* BEGIN The data *

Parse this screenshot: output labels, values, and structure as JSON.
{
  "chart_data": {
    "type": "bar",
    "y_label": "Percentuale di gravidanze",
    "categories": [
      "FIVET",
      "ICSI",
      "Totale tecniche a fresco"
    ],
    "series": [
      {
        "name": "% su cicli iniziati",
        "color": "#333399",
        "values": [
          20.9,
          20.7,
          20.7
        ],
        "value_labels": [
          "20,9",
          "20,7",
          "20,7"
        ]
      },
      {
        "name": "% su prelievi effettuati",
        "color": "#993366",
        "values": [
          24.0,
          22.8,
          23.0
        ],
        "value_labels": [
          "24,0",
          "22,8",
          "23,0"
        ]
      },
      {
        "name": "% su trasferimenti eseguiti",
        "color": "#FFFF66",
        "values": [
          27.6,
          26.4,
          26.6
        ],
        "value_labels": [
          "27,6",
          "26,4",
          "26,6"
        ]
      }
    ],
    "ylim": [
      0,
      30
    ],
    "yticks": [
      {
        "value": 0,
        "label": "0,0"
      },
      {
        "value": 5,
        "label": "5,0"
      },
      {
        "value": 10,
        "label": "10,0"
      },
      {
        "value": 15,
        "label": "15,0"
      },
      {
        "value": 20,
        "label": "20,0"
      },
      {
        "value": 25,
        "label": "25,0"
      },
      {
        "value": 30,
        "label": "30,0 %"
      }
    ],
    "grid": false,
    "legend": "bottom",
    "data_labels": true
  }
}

* END The data *

> _Task prompt_
Every line of the data above should be reproduced word for word.

> _Correct result_
Parse this screenshot: output labels, values, and structure as JSON.
{
  "chart_data": {
    "type": "bar",
    "y_label": "Percentuale di gravidanze",
    "categories": [
      "FIVET",
      "ICSI",
      "Totale tecniche a fresco"
    ],
    "series": [
      {
        "name": "% su cicli iniziati",
        "color": "#333399",
        "values": [
          20.9,
          20.7,
          20.7
        ],
        "value_labels": [
          "20,9",
          "20,7",
          "20,7"
        ]
      },
      {
        "name": "% su prelievi effettuati",
        "color": "#993366",
        "values": [
          24.0,
          22.8,
          23.0
        ],
        "value_labels": [
          "24,0",
          "22,8",
          "23,0"
        ]
      },
      {
        "name": "% su trasferimenti eseguiti",
        "color": "#FFFF66",
        "values": [
          27.6,
          26.4,
          26.6
        ],
        "value_labels": [
          "27,6",
          "26,4",
          "26,6"
        ]
      }
    ],
    "ylim": [
      0,
      30
    ],
    "yticks": [
      {
        "value": 0,
        "label": "0,0"
      },
      {
        "value": 5,
        "label": "5,0"
      },
      {
        "value": 10,
        "label": "10,0"
      },
      {
        "value": 15,
        "label": "15,0"
      },
      {
        "value": 20,
        "label": "20,0"
      },
      {
        "value": 25,
        "label": "25,0"
      },
      {
        "value": 30,
        "label": "30,0 %"
      }
    ],
    "grid": false,
    "legend": "bottom",
    "data_labels": true
  }
}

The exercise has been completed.